▸ Extracted entries
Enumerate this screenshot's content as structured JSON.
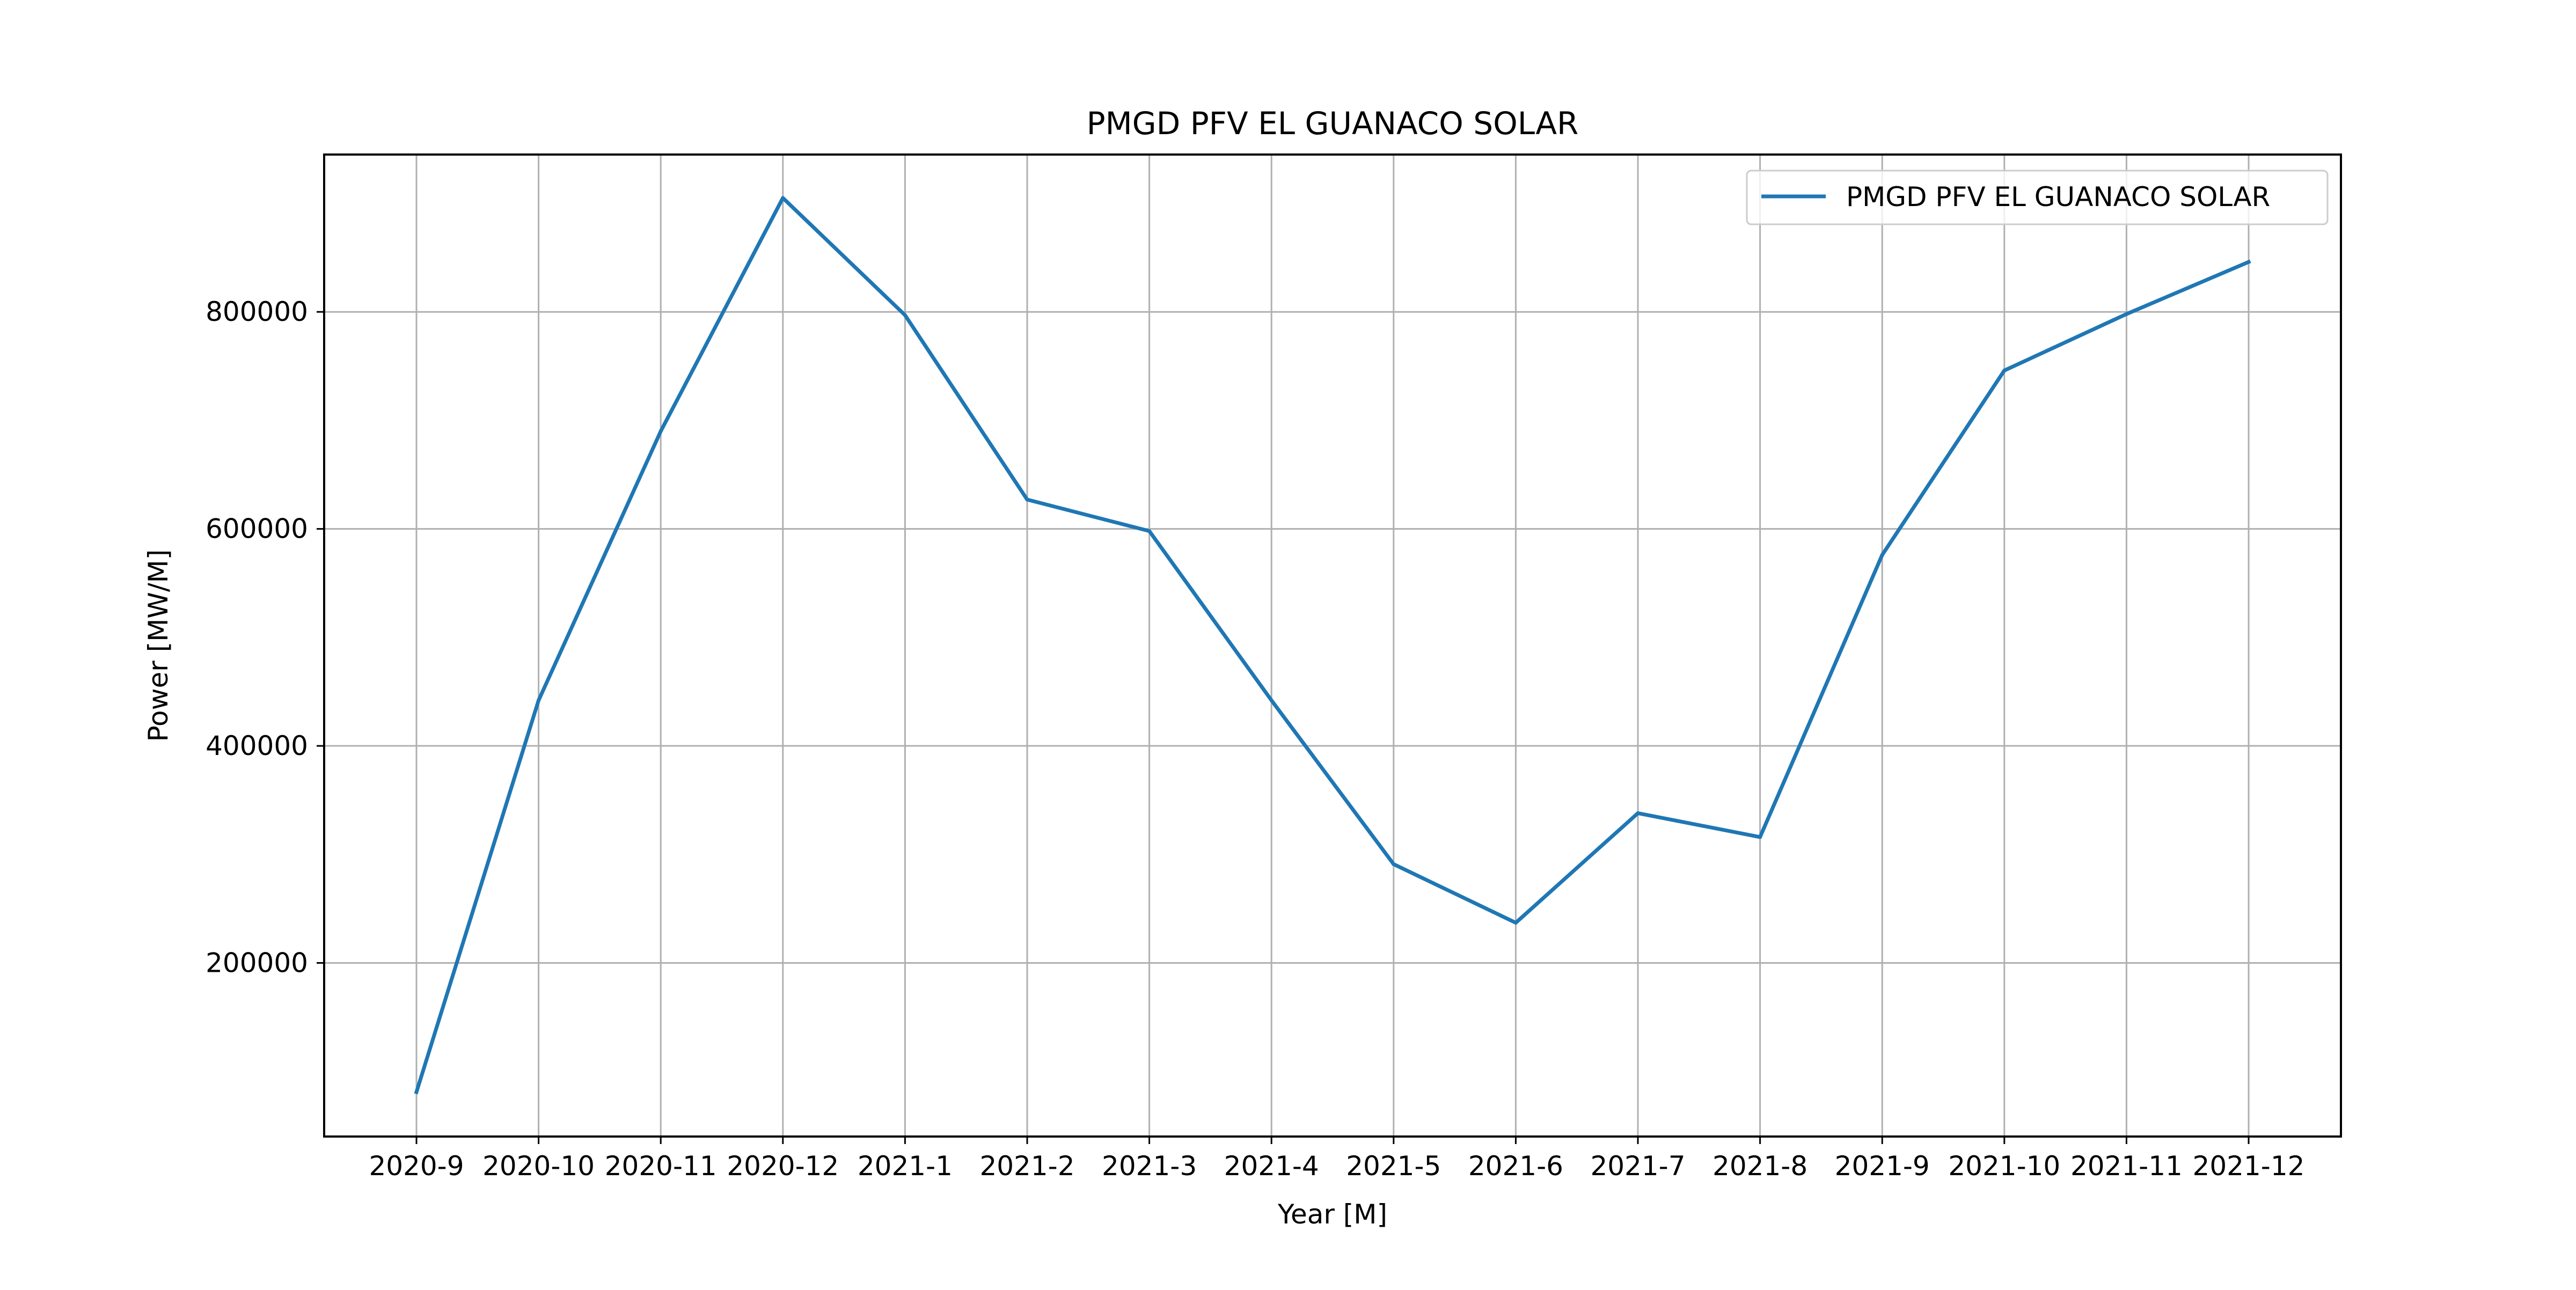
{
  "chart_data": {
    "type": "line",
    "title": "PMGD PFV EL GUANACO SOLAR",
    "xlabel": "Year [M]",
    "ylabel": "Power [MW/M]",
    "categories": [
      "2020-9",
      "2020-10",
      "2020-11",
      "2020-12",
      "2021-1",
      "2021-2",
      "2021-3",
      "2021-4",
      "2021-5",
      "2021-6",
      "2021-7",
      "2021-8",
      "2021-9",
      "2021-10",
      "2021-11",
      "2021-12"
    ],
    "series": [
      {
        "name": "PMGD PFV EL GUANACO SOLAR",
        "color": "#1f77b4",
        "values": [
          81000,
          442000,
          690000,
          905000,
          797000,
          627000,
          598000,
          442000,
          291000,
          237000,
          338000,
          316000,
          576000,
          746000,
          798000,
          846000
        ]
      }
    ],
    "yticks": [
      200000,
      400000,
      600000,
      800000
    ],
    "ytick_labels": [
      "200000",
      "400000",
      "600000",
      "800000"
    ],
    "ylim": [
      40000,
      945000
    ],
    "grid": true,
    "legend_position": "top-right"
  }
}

▸ Written exercise
Determine the number of lines containing "GUANACO". Write only that number.

▸ Exercise result
2